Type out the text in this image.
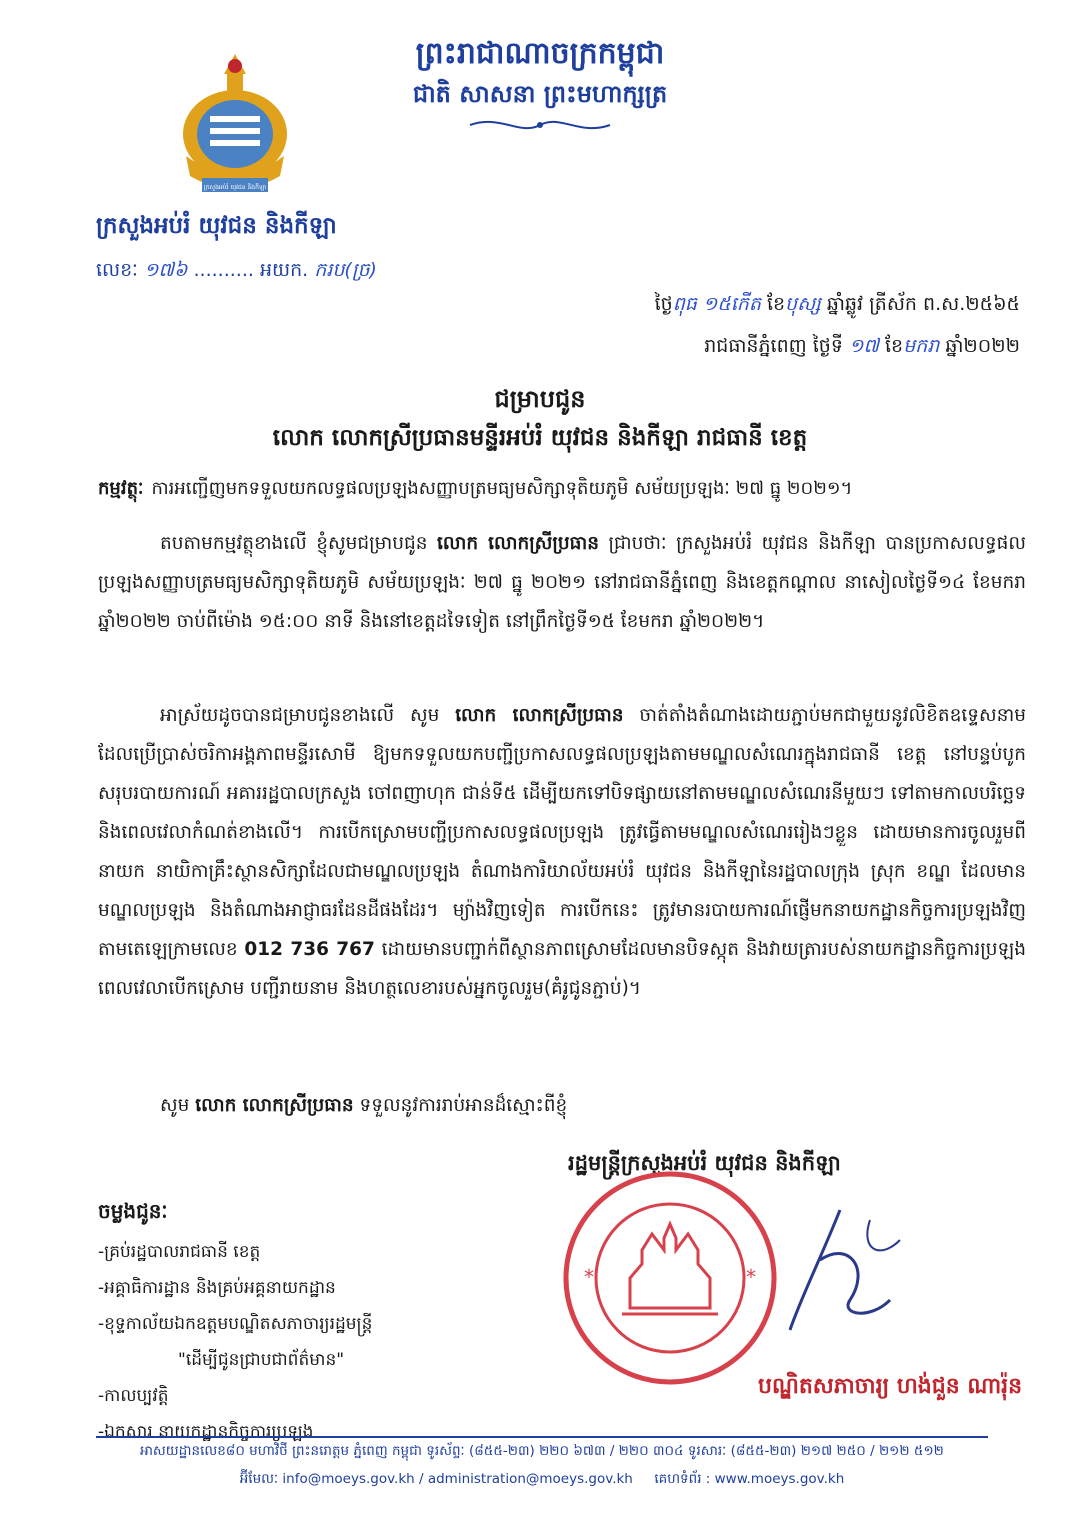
ព្រះរាជាណាចក្រកម្ពុជា
ជាតិ សាសនា ព្រះមហាក្សត្រ
ក្រសួងអប់រំ យុវជន និងកីឡា
ក្រសួងអប់រំ យុវជន និងកីឡា
លេខៈ ១៧៦ .......... អយក. ករប(ច្រ)
ថ្ងៃពុធ ១៥កើត ខែបុស្ស ឆ្នាំឆ្លូវ ត្រីស័ក ព.ស.២៥៦៥
រាជធានីភ្នំពេញ ថ្ងៃទី ១៧ ខែមករា ឆ្នាំ២០២២
ជម្រាបជូន
លោក លោកស្រីប្រធានមន្ទីរអប់រំ យុវជន និងកីឡា រាជធានី ខេត្ត
កម្មវត្ថុៈ ការអញ្ជើញមកទទួលយកលទ្ធផលប្រឡងសញ្ញាបត្រមធ្យមសិក្សាទុតិយភូមិ សម័យប្រឡងៈ ២៧ ធ្នូ ២០២១។

តបតាមកម្មវត្ថុខាងលើ ខ្ញុំសូមជម្រាបជូន លោក លោកស្រីប្រធាន ជ្រាបថាៈ ក្រសួងអប់រំ យុវជន និងកីឡា បានប្រកាសលទ្ធផលប្រឡងសញ្ញាបត្រមធ្យមសិក្សាទុតិយភូមិ សម័យប្រឡងៈ ២៧ ធ្នូ ២០២១ នៅរាជធានីភ្នំពេញ និងខេត្តកណ្ដាល នាសៀលថ្ងៃទី១៤ ខែមករា ឆ្នាំ២០២២ ចាប់ពីម៉ោង ១៥:០០ នាទី និងនៅខេត្តដទៃទៀត នៅព្រឹកថ្ងៃទី១៥ ខែមករា ឆ្នាំ២០២២។

អាស្រ័យដូចបានជម្រាបជូនខាងលើ សូម លោក លោកស្រីប្រធាន ចាត់តាំងតំណាងដោយភ្ជាប់មកជាមួយនូវលិខិតឧទ្ទេសនាម ដែលប្រើប្រាស់ចរិកាអង្គភាពមន្ទីរសោមី ឱ្យមកទទួលយកបញ្ជីប្រកាសលទ្ធផលប្រឡងតាមមណ្ឌលសំណេរក្នុងរាជធានី ខេត្ត នៅបន្ទប់បូកសរុបរបាយការណ៍ អគាររដ្ឋបាលក្រសួង ចៅពញាហុក ជាន់ទី៥ ដើម្បីយកទៅបិទផ្សាយនៅតាមមណ្ឌលសំណេរនីមួយៗ ទៅតាមកាលបរិច្ឆេទ និងពេលវេលាកំណត់ខាងលើ។ ការបើកស្រោមបញ្ជីប្រកាសលទ្ធផលប្រឡង ត្រូវធ្វើតាមមណ្ឌលសំណេររៀងៗខ្លួន ដោយមានការចូលរួមពីនាយក នាយិកាគ្រឹះស្ថានសិក្សាដែលជាមណ្ឌលប្រឡង តំណាងការិយាល័យអប់រំ យុវជន និងកីឡានៃរដ្ឋបាលក្រុង ស្រុក ខណ្ឌ ដែលមានមណ្ឌលប្រឡង និងតំណាងអាជ្ញាធរដែនដីផងដែរ។ ម្យ៉ាងវិញទៀត ការបើកនេះ ត្រូវមានរបាយការណ៍ផ្ញើមកនាយកដ្ឋានកិច្ចការប្រឡងវិញ តាមតេឡេក្រាមលេខ 012 736 767 ដោយមានបញ្ជាក់ពីស្ថានភាពស្រោមដែលមានបិទស្កុត និងវាយត្រារបស់នាយកដ្ឋានកិច្ចការប្រឡង ពេលវេលាបើកស្រោម បញ្ជីរាយនាម និងហត្ថលេខារបស់អ្នកចូលរួម(គំរូជូនភ្ជាប់)។

សូម លោក លោកស្រីប្រធាន ទទួលនូវការរាប់អានដ៏ស្មោះពីខ្ញុំ

រដ្ឋមន្ត្រីក្រសួងអប់រំ យុវជន និងកីឡា
*	*
បណ្ឌិតសភាចារ្យ ហង់ជួន ណារ៉ុន
ចម្លងជូនៈ
-គ្រប់រដ្ឋបាលរាជធានី ខេត្ត
-អគ្គាធិការដ្ឋាន និងគ្រប់អគ្គនាយកដ្ឋាន
-ខុទ្ទកាល័យឯកឧត្តមបណ្ឌិតសភាចារ្យរដ្ឋមន្ត្រី
"ដើម្បីជូនជ្រាបជាព័ត៌មាន"
-កាលប្បវត្តិ
-ឯកសារ នាយកដ្ឋានកិច្ចការប្រឡង
អាសយដ្ឋានលេខ៨០ មហាវិថី ព្រះនរោត្ដម ភ្នំពេញ កម្ពុជា ទូរស័ព្ទៈ (៨៥៥-២៣) ២២០ ៦៧៣ / ២២០ ៣០៤ ទូរសារៈ (៨៥៥-២៣) ២១៧ ២៥០ / ២១២ ៥១២
អ៊ីមែលៈ info@moeys.gov.kh / administration@moeys.gov.kh គេហទំព័រ : www.moeys.gov.kh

* [EXERCISE REQUIREMENTS] Repeat the material above word for word, please, apart from its images.

* [ANSWER FOR THE TASK]
Type out the text in this image.
ព្រះរាជាណាចក្រកម្ពុជា
ជាតិ សាសនា ព្រះមហាក្សត្រ
ក្រសួងអប់រំ យុវជន និងកីឡា
ក្រសួងអប់រំ យុវជន និងកីឡា
លេខៈ ១៧៦ .......... អយក. ករប(ច្រ)
ថ្ងៃពុធ ១៥កើត ខែបុស្ស ឆ្នាំឆ្លូវ ត្រីស័ក ព.ស.២៥៦៥
រាជធានីភ្នំពេញ ថ្ងៃទី ១៧ ខែមករា ឆ្នាំ២០២២
ជម្រាបជូន
លោក លោកស្រីប្រធានមន្ទីរអប់រំ យុវជន និងកីឡា រាជធានី ខេត្ត
កម្មវត្ថុៈ ការអញ្ជើញមកទទួលយកលទ្ធផលប្រឡងសញ្ញាបត្រមធ្យមសិក្សាទុតិយភូមិ សម័យប្រឡងៈ ២៧ ធ្នូ ២០២១។

តបតាមកម្មវត្ថុខាងលើ ខ្ញុំសូមជម្រាបជូន លោក លោកស្រីប្រធាន ជ្រាបថាៈ ក្រសួងអប់រំ យុវជន និងកីឡា បានប្រកាសលទ្ធផលប្រឡងសញ្ញាបត្រមធ្យមសិក្សាទុតិយភូមិ សម័យប្រឡងៈ ២៧ ធ្នូ ២០២១ នៅរាជធានីភ្នំពេញ និងខេត្តកណ្ដាល នាសៀលថ្ងៃទី១៤ ខែមករា ឆ្នាំ២០២២ ចាប់ពីម៉ោង ១៥:០០ នាទី និងនៅខេត្តដទៃទៀត នៅព្រឹកថ្ងៃទី១៥ ខែមករា ឆ្នាំ២០២២។

អាស្រ័យដូចបានជម្រាបជូនខាងលើ សូម លោក លោកស្រីប្រធាន ចាត់តាំងតំណាងដោយភ្ជាប់មកជាមួយនូវលិខិតឧទ្ទេសនាម ដែលប្រើប្រាស់ចរិកាអង្គភាពមន្ទីរសោមី ឱ្យមកទទួលយកបញ្ជីប្រកាសលទ្ធផលប្រឡងតាមមណ្ឌលសំណេរក្នុងរាជធានី ខេត្ត នៅបន្ទប់បូកសរុបរបាយការណ៍ អគាររដ្ឋបាលក្រសួង ចៅពញាហុក ជាន់ទី៥ ដើម្បីយកទៅបិទផ្សាយនៅតាមមណ្ឌលសំណេរនីមួយៗ ទៅតាមកាលបរិច្ឆេទ និងពេលវេលាកំណត់ខាងលើ។ ការបើកស្រោមបញ្ជីប្រកាសលទ្ធផលប្រឡង ត្រូវធ្វើតាមមណ្ឌលសំណេររៀងៗខ្លួន ដោយមានការចូលរួមពីនាយក នាយិកាគ្រឹះស្ថានសិក្សាដែលជាមណ្ឌលប្រឡង តំណាងការិយាល័យអប់រំ យុវជន និងកីឡានៃរដ្ឋបាលក្រុង ស្រុក ខណ្ឌ ដែលមានមណ្ឌលប្រឡង និងតំណាងអាជ្ញាធរដែនដីផងដែរ។ ម្យ៉ាងវិញទៀត ការបើកនេះ ត្រូវមានរបាយការណ៍ផ្ញើមកនាយកដ្ឋានកិច្ចការប្រឡងវិញ តាមតេឡេក្រាមលេខ 012 736 767 ដោយមានបញ្ជាក់ពីស្ថានភាពស្រោមដែលមានបិទស្កុត និងវាយត្រារបស់នាយកដ្ឋានកិច្ចការប្រឡង ពេលវេលាបើកស្រោម បញ្ជីរាយនាម និងហត្ថលេខារបស់អ្នកចូលរួម(គំរូជូនភ្ជាប់)។

សូម លោក លោកស្រីប្រធាន ទទួលនូវការរាប់អានដ៏ស្មោះពីខ្ញុំ

រដ្ឋមន្ត្រីក្រសួងអប់រំ យុវជន និងកីឡា
*	*
បណ្ឌិតសភាចារ្យ ហង់ជួន ណារ៉ុន
ចម្លងជូនៈ
-គ្រប់រដ្ឋបាលរាជធានី ខេត្ត
-អគ្គាធិការដ្ឋាន និងគ្រប់អគ្គនាយកដ្ឋាន
-ខុទ្ទកាល័យឯកឧត្តមបណ្ឌិតសភាចារ្យរដ្ឋមន្ត្រី
"ដើម្បីជូនជ្រាបជាព័ត៌មាន"
-កាលប្បវត្តិ
-ឯកសារ នាយកដ្ឋានកិច្ចការប្រឡង
អាសយដ្ឋានលេខ៨០ មហាវិថី ព្រះនរោត្ដម ភ្នំពេញ កម្ពុជា ទូរស័ព្ទៈ (៨៥៥-២៣) ២២០ ៦៧៣ / ២២០ ៣០៤ ទូរសារៈ (៨៥៥-២៣) ២១៧ ២៥០ / ២១២ ៥១២
អ៊ីមែលៈ info@moeys.gov.kh / administration@moeys.gov.kh គេហទំព័រ : www.moeys.gov.kh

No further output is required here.